_INSTRUCTIONS TO FOLLOW_
Below is a block of records; repeat all of them exactly.

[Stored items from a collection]
__________
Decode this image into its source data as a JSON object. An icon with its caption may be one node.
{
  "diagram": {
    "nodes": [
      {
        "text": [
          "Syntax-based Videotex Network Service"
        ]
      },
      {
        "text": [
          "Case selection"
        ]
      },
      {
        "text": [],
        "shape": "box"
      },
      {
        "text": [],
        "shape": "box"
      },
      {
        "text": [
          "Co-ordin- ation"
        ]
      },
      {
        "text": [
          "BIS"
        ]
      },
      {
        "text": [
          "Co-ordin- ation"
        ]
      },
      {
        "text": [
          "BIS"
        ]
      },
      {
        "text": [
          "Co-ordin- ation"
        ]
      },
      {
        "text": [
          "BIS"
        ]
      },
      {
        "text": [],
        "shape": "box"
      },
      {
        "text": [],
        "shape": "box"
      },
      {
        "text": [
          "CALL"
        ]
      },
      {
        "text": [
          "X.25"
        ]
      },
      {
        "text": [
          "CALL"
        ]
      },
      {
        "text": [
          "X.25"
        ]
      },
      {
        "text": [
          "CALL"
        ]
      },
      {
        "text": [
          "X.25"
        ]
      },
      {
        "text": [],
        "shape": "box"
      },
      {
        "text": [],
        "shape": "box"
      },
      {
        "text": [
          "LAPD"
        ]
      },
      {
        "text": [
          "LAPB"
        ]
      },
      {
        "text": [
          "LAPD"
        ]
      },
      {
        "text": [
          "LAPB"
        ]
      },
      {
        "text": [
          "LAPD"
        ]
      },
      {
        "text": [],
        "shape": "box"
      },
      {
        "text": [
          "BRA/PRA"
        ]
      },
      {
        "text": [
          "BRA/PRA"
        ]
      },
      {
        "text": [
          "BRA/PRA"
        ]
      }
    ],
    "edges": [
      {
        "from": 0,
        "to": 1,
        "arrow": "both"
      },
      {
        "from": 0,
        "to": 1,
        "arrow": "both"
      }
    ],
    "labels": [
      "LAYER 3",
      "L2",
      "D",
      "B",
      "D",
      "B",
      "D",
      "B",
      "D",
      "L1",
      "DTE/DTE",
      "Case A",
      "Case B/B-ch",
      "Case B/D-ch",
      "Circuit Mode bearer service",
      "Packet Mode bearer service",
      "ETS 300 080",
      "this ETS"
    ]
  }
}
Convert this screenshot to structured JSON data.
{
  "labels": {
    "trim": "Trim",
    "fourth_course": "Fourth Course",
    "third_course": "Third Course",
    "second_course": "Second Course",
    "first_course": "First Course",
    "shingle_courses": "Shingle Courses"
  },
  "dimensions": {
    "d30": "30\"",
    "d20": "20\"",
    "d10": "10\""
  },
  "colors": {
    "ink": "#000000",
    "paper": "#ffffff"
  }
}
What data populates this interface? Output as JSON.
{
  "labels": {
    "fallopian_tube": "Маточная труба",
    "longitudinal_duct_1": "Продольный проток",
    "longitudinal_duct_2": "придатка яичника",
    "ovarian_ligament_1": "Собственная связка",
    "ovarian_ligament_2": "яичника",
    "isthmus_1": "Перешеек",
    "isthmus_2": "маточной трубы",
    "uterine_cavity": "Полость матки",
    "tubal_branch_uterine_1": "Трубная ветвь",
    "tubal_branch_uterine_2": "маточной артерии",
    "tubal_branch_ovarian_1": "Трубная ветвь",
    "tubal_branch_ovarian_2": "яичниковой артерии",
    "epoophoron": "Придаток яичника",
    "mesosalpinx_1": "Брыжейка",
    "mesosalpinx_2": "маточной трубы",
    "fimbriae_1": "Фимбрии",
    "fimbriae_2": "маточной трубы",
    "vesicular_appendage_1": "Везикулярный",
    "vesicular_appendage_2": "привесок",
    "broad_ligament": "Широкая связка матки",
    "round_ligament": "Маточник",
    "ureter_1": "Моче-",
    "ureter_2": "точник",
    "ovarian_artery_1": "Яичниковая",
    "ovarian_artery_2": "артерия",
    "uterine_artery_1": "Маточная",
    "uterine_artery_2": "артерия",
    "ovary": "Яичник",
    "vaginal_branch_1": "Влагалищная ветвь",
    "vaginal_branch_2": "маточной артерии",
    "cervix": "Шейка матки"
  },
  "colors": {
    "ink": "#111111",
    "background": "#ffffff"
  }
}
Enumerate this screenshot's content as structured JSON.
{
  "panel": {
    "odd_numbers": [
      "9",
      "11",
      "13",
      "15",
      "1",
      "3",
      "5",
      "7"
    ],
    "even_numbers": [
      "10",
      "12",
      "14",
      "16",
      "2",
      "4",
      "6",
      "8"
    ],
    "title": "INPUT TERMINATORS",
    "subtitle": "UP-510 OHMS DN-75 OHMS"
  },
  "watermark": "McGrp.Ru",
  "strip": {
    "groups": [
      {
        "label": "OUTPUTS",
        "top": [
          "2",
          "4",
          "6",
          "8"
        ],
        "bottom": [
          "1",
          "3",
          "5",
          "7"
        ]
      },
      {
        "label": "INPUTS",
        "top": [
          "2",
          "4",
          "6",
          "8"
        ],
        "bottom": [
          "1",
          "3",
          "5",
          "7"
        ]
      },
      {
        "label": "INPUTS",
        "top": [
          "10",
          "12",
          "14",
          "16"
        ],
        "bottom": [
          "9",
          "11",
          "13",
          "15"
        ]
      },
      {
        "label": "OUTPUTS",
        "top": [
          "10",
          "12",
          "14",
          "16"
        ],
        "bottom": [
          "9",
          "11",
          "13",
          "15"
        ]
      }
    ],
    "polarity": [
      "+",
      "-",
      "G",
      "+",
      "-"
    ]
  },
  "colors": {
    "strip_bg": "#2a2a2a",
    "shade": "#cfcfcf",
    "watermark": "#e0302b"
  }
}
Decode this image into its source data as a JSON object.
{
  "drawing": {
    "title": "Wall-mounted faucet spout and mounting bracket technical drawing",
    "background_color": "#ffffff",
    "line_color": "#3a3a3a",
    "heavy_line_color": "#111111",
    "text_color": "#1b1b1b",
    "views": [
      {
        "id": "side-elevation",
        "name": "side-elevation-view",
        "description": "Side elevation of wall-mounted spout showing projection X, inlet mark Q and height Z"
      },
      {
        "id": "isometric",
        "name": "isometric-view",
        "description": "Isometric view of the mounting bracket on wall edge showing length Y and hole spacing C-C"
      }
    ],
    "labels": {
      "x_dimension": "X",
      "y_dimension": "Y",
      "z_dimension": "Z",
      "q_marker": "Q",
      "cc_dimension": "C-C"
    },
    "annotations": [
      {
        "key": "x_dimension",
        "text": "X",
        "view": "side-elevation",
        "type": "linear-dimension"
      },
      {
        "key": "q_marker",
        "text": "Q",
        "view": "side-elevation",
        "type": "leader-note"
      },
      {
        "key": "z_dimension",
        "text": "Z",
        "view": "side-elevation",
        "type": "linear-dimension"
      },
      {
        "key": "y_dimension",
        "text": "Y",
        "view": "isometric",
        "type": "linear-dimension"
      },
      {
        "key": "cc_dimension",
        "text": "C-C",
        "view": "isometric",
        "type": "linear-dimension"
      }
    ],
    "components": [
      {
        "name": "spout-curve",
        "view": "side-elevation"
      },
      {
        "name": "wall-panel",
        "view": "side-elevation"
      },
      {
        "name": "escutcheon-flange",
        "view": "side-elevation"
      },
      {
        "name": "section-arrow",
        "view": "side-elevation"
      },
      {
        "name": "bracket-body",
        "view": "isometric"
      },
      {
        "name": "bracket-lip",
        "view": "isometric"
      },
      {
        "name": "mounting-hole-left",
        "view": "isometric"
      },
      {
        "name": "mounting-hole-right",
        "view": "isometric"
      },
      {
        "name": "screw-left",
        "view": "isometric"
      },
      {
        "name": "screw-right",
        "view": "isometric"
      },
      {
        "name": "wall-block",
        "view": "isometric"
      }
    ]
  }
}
__________
_RESULT BELOW_
Decode this image into its source data as a JSON object. An icon with its caption may be one node.
{
  "diagram": {
    "nodes": [
      {
        "text": [
          "Syntax-based Videotex Network Service"
        ]
      },
      {
        "text": [
          "Case selection"
        ]
      },
      {
        "text": [],
        "shape": "box"
      },
      {
        "text": [],
        "shape": "box"
      },
      {
        "text": [
          "Co-ordin- ation"
        ]
      },
      {
        "text": [
          "BIS"
        ]
      },
      {
        "text": [
          "Co-ordin- ation"
        ]
      },
      {
        "text": [
          "BIS"
        ]
      },
      {
        "text": [
          "Co-ordin- ation"
        ]
      },
      {
        "text": [
          "BIS"
        ]
      },
      {
        "text": [],
        "shape": "box"
      },
      {
        "text": [],
        "shape": "box"
      },
      {
        "text": [
          "CALL"
        ]
      },
      {
        "text": [
          "X.25"
        ]
      },
      {
        "text": [
          "CALL"
        ]
      },
      {
        "text": [
          "X.25"
        ]
      },
      {
        "text": [
          "CALL"
        ]
      },
      {
        "text": [
          "X.25"
        ]
      },
      {
        "text": [],
        "shape": "box"
      },
      {
        "text": [],
        "shape": "box"
      },
      {
        "text": [
          "LAPD"
        ]
      },
      {
        "text": [
          "LAPB"
        ]
      },
      {
        "text": [
          "LAPD"
        ]
      },
      {
        "text": [
          "LAPB"
        ]
      },
      {
        "text": [
          "LAPD"
        ]
      },
      {
        "text": [],
        "shape": "box"
      },
      {
        "text": [
          "BRA/PRA"
        ]
      },
      {
        "text": [
          "BRA/PRA"
        ]
      },
      {
        "text": [
          "BRA/PRA"
        ]
      }
    ],
    "edges": [
      {
        "from": 0,
        "to": 1,
        "arrow": "both"
      },
      {
        "from": 0,
        "to": 1,
        "arrow": "both"
      }
    ],
    "labels": [
      "LAYER 3",
      "L2",
      "D",
      "B",
      "D",
      "B",
      "D",
      "B",
      "D",
      "L1",
      "DTE/DTE",
      "Case A",
      "Case B/B-ch",
      "Case B/D-ch",
      "Circuit Mode bearer service",
      "Packet Mode bearer service",
      "ETS 300 080",
      "this ETS"
    ]
  }
}
Convert this screenshot to structured JSON data.
{
  "labels": {
    "trim": "Trim",
    "fourth_course": "Fourth Course",
    "third_course": "Third Course",
    "second_course": "Second Course",
    "first_course": "First Course",
    "shingle_courses": "Shingle Courses"
  },
  "dimensions": {
    "d30": "30\"",
    "d20": "20\"",
    "d10": "10\""
  },
  "colors": {
    "ink": "#000000",
    "paper": "#ffffff"
  }
}
What data populates this interface? Output as JSON.
{
  "labels": {
    "fallopian_tube": "Маточная труба",
    "longitudinal_duct_1": "Продольный проток",
    "longitudinal_duct_2": "придатка яичника",
    "ovarian_ligament_1": "Собственная связка",
    "ovarian_ligament_2": "яичника",
    "isthmus_1": "Перешеек",
    "isthmus_2": "маточной трубы",
    "uterine_cavity": "Полость матки",
    "tubal_branch_uterine_1": "Трубная ветвь",
    "tubal_branch_uterine_2": "маточной артерии",
    "tubal_branch_ovarian_1": "Трубная ветвь",
    "tubal_branch_ovarian_2": "яичниковой артерии",
    "epoophoron": "Придаток яичника",
    "mesosalpinx_1": "Брыжейка",
    "mesosalpinx_2": "маточной трубы",
    "fimbriae_1": "Фимбрии",
    "fimbriae_2": "маточной трубы",
    "vesicular_appendage_1": "Везикулярный",
    "vesicular_appendage_2": "привесок",
    "broad_ligament": "Широкая связка матки",
    "round_ligament": "Маточник",
    "ureter_1": "Моче-",
    "ureter_2": "точник",
    "ovarian_artery_1": "Яичниковая",
    "ovarian_artery_2": "артерия",
    "uterine_artery_1": "Маточная",
    "uterine_artery_2": "артерия",
    "ovary": "Яичник",
    "vaginal_branch_1": "Влагалищная ветвь",
    "vaginal_branch_2": "маточной артерии",
    "cervix": "Шейка матки"
  },
  "colors": {
    "ink": "#111111",
    "background": "#ffffff"
  }
}
Enumerate this screenshot's content as structured JSON.
{
  "panel": {
    "odd_numbers": [
      "9",
      "11",
      "13",
      "15",
      "1",
      "3",
      "5",
      "7"
    ],
    "even_numbers": [
      "10",
      "12",
      "14",
      "16",
      "2",
      "4",
      "6",
      "8"
    ],
    "title": "INPUT TERMINATORS",
    "subtitle": "UP-510 OHMS DN-75 OHMS"
  },
  "watermark": "McGrp.Ru",
  "strip": {
    "groups": [
      {
        "label": "OUTPUTS",
        "top": [
          "2",
          "4",
          "6",
          "8"
        ],
        "bottom": [
          "1",
          "3",
          "5",
          "7"
        ]
      },
      {
        "label": "INPUTS",
        "top": [
          "2",
          "4",
          "6",
          "8"
        ],
        "bottom": [
          "1",
          "3",
          "5",
          "7"
        ]
      },
      {
        "label": "INPUTS",
        "top": [
          "10",
          "12",
          "14",
          "16"
        ],
        "bottom": [
          "9",
          "11",
          "13",
          "15"
        ]
      },
      {
        "label": "OUTPUTS",
        "top": [
          "10",
          "12",
          "14",
          "16"
        ],
        "bottom": [
          "9",
          "11",
          "13",
          "15"
        ]
      }
    ],
    "polarity": [
      "+",
      "-",
      "G",
      "+",
      "-"
    ]
  },
  "colors": {
    "strip_bg": "#2a2a2a",
    "shade": "#cfcfcf",
    "watermark": "#e0302b"
  }
}
Decode this image into its source data as a JSON object.
{
  "drawing": {
    "title": "Wall-mounted faucet spout and mounting bracket technical drawing",
    "background_color": "#ffffff",
    "line_color": "#3a3a3a",
    "heavy_line_color": "#111111",
    "text_color": "#1b1b1b",
    "views": [
      {
        "id": "side-elevation",
        "name": "side-elevation-view",
        "description": "Side elevation of wall-mounted spout showing projection X, inlet mark Q and height Z"
      },
      {
        "id": "isometric",
        "name": "isometric-view",
        "description": "Isometric view of the mounting bracket on wall edge showing length Y and hole spacing C-C"
      }
    ],
    "labels": {
      "x_dimension": "X",
      "y_dimension": "Y",
      "z_dimension": "Z",
      "q_marker": "Q",
      "cc_dimension": "C-C"
    },
    "annotations": [
      {
        "key": "x_dimension",
        "text": "X",
        "view": "side-elevation",
        "type": "linear-dimension"
      },
      {
        "key": "q_marker",
        "text": "Q",
        "view": "side-elevation",
        "type": "leader-note"
      },
      {
        "key": "z_dimension",
        "text": "Z",
        "view": "side-elevation",
        "type": "linear-dimension"
      },
      {
        "key": "y_dimension",
        "text": "Y",
        "view": "isometric",
        "type": "linear-dimension"
      },
      {
        "key": "cc_dimension",
        "text": "C-C",
        "view": "isometric",
        "type": "linear-dimension"
      }
    ],
    "components": [
      {
        "name": "spout-curve",
        "view": "side-elevation"
      },
      {
        "name": "wall-panel",
        "view": "side-elevation"
      },
      {
        "name": "escutcheon-flange",
        "view": "side-elevation"
      },
      {
        "name": "section-arrow",
        "view": "side-elevation"
      },
      {
        "name": "bracket-body",
        "view": "isometric"
      },
      {
        "name": "bracket-lip",
        "view": "isometric"
      },
      {
        "name": "mounting-hole-left",
        "view": "isometric"
      },
      {
        "name": "mounting-hole-right",
        "view": "isometric"
      },
      {
        "name": "screw-left",
        "view": "isometric"
      },
      {
        "name": "screw-right",
        "view": "isometric"
      },
      {
        "name": "wall-block",
        "view": "isometric"
      }
    ]
  }
}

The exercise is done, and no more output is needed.